Text block>

------------------------------

I think the patch makes sense to me, according to what you explained.

> Or do we need it reviewed by somebody else?

Yes, global maintainers need to approve the generic parts of patches. It would be nice to get some feedback from others.

> 
> Tomas
  
Tomas Vanek Nov. 28, 2022, 11:48 a.m. UTC | #5
On 21/10/2022 13:58, Tomas Vanek wrote:
> This patch partially depends on
> gdb/arm: Terminate frame unwinding in M-profile lockup state
> (without it lockup state is unwound as if it were a normal
> stack frame).
>
> The commands 'advance' and 'until' try to set a breakpoint
> on the bogus return address derived from Arm M-profile magic
> address (actually EXC_RETURN or a PC value indicating lockup).
>
> The offending breakpoint should be set at the return address in
> the caller. The magic value 0xffffffff in LR indicates
> there is no caller (return to this address would lock up the CPU).
>
> Similar behaviour of 'advance' and 'until' is observed in
> an exception handler routine. In this case LR contains e.g.
> 0xfffffff1 (EXC_RETURN) and GDB tries to set a breakpoint at
> 0xfffffff0. It should use a return value stacked by the exception
> instead.
>
> Testbench setup:
> STM32G474, a Cortex-M4 device. Any Cortex-M device can be used.
> A test application (an ordinary blink) with a standard startup
> is loaded to the device flash.
>
> Steps to reproduce the problem:
>
> start GDB server
>   $ openocd -f interface/cmsis-dap.cfg -f target/stm32g4x.cfg
>
> start GDB in second terminal
>   $ arm-none-eabi-gdb blink.elf
>
>   (gdb) target extended-remote localhost:3333
>
> Reset the device and halt it:
>   (gdb) monitor reset halt
>   target halted due to debug-request, current mode: Thread
>   xPSR: 0x01000000 pc: 0x08000e14 msp: 0x20020000
>
> Step by one instruction to re-read GDB register cache:
>   (gdb) stepi
>
> Check registers, LR should be 0xffffffff after reset:
>   (gdb) info registers
>   ...
>   sp             0x20020000          0x20020000
>   lr             0xffffffff          -1
>   pc             0x8000e16           0x8000e16
>   xPSR           0x1000000           16777216
>   ...
>
>   (gdb) set debug remote
>
> Issue 'advance' command:
>   (gdb) advance main
>   [remote] Sending packet: $mfffffffe,2#fa
>   [remote] Packet received: 0000
>   [remote] Sending packet: $mfffffffe,2#fa
>   [remote] Packet received: 0000
>   [remote] Sending packet: $m8000526,2#30
>   [remote] Packet received: 2046
>   [remote] Sending packet: $Z1,8000526,2#7a
>   [remote] Packet received: OK
>   [remote] packet_ok: Packet Z1 (hardware-breakpoint) is supported
>   [remote] Sending packet: $Z0,fffffffe,2#43
>   [remote] Packet received: E0E
>   [remote] packet_ok: Packet Z0 (software-breakpoint) is supported
>   Warning:
>   Cannot insert breakpoint 0.

------------------------------

[Items from a data source]

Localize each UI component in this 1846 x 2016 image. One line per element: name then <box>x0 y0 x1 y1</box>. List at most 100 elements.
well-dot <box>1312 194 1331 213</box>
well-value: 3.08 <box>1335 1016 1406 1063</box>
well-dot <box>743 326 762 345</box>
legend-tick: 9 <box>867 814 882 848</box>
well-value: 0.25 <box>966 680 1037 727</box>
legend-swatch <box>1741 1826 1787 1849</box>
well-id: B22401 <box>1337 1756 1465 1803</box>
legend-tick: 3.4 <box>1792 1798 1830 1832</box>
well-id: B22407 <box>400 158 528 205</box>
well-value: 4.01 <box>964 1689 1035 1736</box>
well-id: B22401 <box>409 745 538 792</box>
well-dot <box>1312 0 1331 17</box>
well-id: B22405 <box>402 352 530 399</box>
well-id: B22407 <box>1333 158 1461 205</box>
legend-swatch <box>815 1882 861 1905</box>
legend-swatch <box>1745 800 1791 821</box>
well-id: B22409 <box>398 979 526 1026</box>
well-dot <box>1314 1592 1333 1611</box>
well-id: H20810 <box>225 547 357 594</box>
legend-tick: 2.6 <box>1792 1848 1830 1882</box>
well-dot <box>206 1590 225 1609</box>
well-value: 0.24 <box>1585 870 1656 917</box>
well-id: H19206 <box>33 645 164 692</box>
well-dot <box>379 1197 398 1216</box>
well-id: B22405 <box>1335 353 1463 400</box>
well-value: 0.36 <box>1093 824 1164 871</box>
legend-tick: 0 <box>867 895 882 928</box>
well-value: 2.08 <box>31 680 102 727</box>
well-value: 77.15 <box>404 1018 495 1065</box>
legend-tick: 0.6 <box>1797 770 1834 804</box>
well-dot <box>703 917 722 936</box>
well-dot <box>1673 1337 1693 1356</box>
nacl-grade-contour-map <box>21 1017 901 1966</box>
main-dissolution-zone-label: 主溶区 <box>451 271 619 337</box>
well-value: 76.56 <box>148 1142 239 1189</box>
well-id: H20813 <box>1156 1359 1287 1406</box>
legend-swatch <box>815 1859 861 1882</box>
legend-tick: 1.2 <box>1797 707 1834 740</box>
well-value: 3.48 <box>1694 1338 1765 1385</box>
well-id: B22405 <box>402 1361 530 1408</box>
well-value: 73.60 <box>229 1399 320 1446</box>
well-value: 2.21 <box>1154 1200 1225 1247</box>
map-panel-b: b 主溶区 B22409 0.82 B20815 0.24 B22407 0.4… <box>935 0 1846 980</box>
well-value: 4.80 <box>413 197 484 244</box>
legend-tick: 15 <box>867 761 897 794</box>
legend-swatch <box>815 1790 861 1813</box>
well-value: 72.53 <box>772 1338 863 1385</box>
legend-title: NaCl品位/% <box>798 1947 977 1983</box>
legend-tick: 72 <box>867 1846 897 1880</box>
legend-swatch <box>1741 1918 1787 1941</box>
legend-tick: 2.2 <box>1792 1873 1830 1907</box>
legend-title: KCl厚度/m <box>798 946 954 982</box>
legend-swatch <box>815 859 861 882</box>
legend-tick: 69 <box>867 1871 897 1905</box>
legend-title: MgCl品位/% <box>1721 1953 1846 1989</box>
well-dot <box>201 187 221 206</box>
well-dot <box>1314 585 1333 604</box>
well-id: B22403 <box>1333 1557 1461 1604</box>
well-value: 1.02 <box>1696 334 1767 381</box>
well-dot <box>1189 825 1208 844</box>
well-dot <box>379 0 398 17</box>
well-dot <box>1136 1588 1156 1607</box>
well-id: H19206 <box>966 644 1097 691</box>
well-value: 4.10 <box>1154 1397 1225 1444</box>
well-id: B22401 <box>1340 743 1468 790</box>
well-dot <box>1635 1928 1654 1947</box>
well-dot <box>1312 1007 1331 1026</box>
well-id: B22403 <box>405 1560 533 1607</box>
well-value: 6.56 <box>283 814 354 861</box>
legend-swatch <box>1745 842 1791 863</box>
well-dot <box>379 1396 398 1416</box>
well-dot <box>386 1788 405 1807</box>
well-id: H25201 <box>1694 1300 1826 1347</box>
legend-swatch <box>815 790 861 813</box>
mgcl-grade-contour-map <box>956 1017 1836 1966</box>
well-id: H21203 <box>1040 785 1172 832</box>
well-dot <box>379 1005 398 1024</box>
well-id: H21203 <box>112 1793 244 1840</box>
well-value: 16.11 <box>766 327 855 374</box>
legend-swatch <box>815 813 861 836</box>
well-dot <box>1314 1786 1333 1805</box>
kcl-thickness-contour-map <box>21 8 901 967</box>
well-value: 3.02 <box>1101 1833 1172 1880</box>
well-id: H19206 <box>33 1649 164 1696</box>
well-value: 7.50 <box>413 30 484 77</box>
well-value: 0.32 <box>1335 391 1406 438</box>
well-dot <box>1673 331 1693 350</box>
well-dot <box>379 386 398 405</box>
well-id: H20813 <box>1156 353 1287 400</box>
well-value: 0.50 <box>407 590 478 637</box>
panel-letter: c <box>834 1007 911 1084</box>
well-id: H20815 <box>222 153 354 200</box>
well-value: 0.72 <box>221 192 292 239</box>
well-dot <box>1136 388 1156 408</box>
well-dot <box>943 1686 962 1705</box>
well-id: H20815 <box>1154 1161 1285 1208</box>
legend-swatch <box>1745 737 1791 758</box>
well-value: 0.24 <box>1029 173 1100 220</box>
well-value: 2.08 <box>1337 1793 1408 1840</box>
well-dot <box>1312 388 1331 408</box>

------------------------------

Set exercise 1>
Answer these questions from the patch discussion:
(a) Who has to approve the generic parts of patches?
(b) What device was used in the testbench setup?
(c) What value should LR hold after reset?
Set exercise 2> Locate every line in the records that contains the string "grade", paying attention to case, and copy each of those lines.
The patch discussion and the records have nothing to do with each other.

Finished answer 1>
(a) Global maintainers.
(b) STM32G474, a Cortex-M4 device.
(c) 0xffffffff.

Finished answer 2>
nacl-grade-contour-map <box>21 1017 901 1966</box>
mgcl-grade-contour-map <box>956 1017 1836 1966</box>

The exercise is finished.